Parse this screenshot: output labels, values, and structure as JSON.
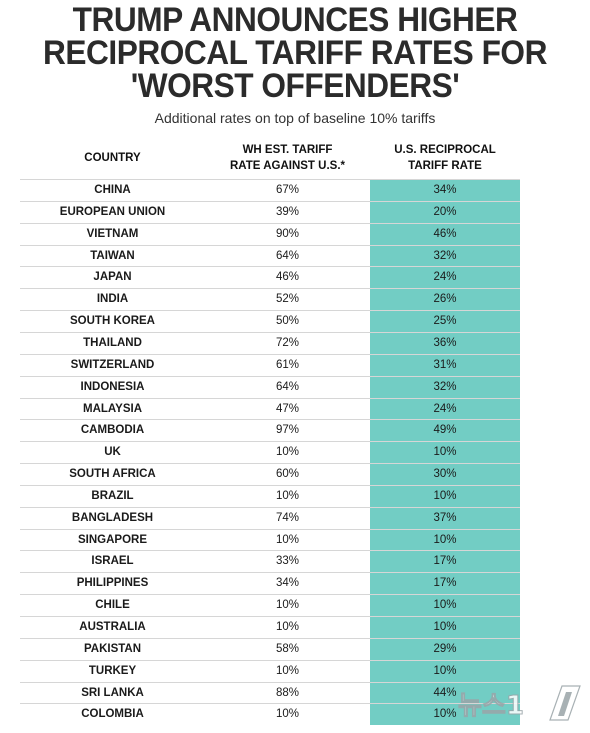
{
  "chart_data": {
    "type": "table",
    "title": "TRUMP ANNOUNCES HIGHER RECIPROCAL TARIFF RATES FOR 'WORST OFFENDERS'",
    "subtitle": "Additional rates on top of baseline 10% tariffs",
    "columns": [
      "COUNTRY",
      "WH EST. TARIFF RATE AGAINST U.S.*",
      "U.S. RECIPROCAL TARIFF RATE"
    ],
    "highlight_color": "#72cdc4",
    "rows": [
      {
        "country": "CHINA",
        "wh": "67%",
        "us": "34%"
      },
      {
        "country": "EUROPEAN UNION",
        "wh": "39%",
        "us": "20%"
      },
      {
        "country": "VIETNAM",
        "wh": "90%",
        "us": "46%"
      },
      {
        "country": "TAIWAN",
        "wh": "64%",
        "us": "32%"
      },
      {
        "country": "JAPAN",
        "wh": "46%",
        "us": "24%"
      },
      {
        "country": "INDIA",
        "wh": "52%",
        "us": "26%"
      },
      {
        "country": "SOUTH KOREA",
        "wh": "50%",
        "us": "25%"
      },
      {
        "country": "THAILAND",
        "wh": "72%",
        "us": "36%"
      },
      {
        "country": "SWITZERLAND",
        "wh": "61%",
        "us": "31%"
      },
      {
        "country": "INDONESIA",
        "wh": "64%",
        "us": "32%"
      },
      {
        "country": "MALAYSIA",
        "wh": "47%",
        "us": "24%"
      },
      {
        "country": "CAMBODIA",
        "wh": "97%",
        "us": "49%"
      },
      {
        "country": "UK",
        "wh": "10%",
        "us": "10%"
      },
      {
        "country": "SOUTH AFRICA",
        "wh": "60%",
        "us": "30%"
      },
      {
        "country": "BRAZIL",
        "wh": "10%",
        "us": "10%"
      },
      {
        "country": "BANGLADESH",
        "wh": "74%",
        "us": "37%"
      },
      {
        "country": "SINGAPORE",
        "wh": "10%",
        "us": "10%"
      },
      {
        "country": "ISRAEL",
        "wh": "33%",
        "us": "17%"
      },
      {
        "country": "PHILIPPINES",
        "wh": "34%",
        "us": "17%"
      },
      {
        "country": "CHILE",
        "wh": "10%",
        "us": "10%"
      },
      {
        "country": "AUSTRALIA",
        "wh": "10%",
        "us": "10%"
      },
      {
        "country": "PAKISTAN",
        "wh": "58%",
        "us": "29%"
      },
      {
        "country": "TURKEY",
        "wh": "10%",
        "us": "10%"
      },
      {
        "country": "SRI LANKA",
        "wh": "88%",
        "us": "44%"
      },
      {
        "country": "COLOMBIA",
        "wh": "10%",
        "us": "10%"
      }
    ]
  },
  "header": {
    "title_line1": "TRUMP ANNOUNCES HIGHER",
    "title_line2": "RECIPROCAL TARIFF RATES FOR",
    "title_line3": "'WORST OFFENDERS'",
    "subtitle": "Additional rates on top of baseline 10% tariffs"
  },
  "columns": {
    "country": "COUNTRY",
    "wh_line1": "WH EST. TARIFF",
    "wh_line2": "RATE AGAINST U.S.*",
    "us_line1": "U.S. RECIPROCAL",
    "us_line2": "TARIFF RATE"
  },
  "watermark": {
    "text": "뉴스1",
    "icon": "news1-logo-icon"
  }
}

☆ ☆ ☆ ☆ ☆ ☆ ☆

Copy out each line of the data where the string "ANNOUNCES" appears.

    "title": "TRUMP ANNOUNCES HIGHER RECIPROCAL TARIFF RATES FOR 'WORST OFFENDERS'",
    "title_line1": "TRUMP ANNOUNCES HIGHER",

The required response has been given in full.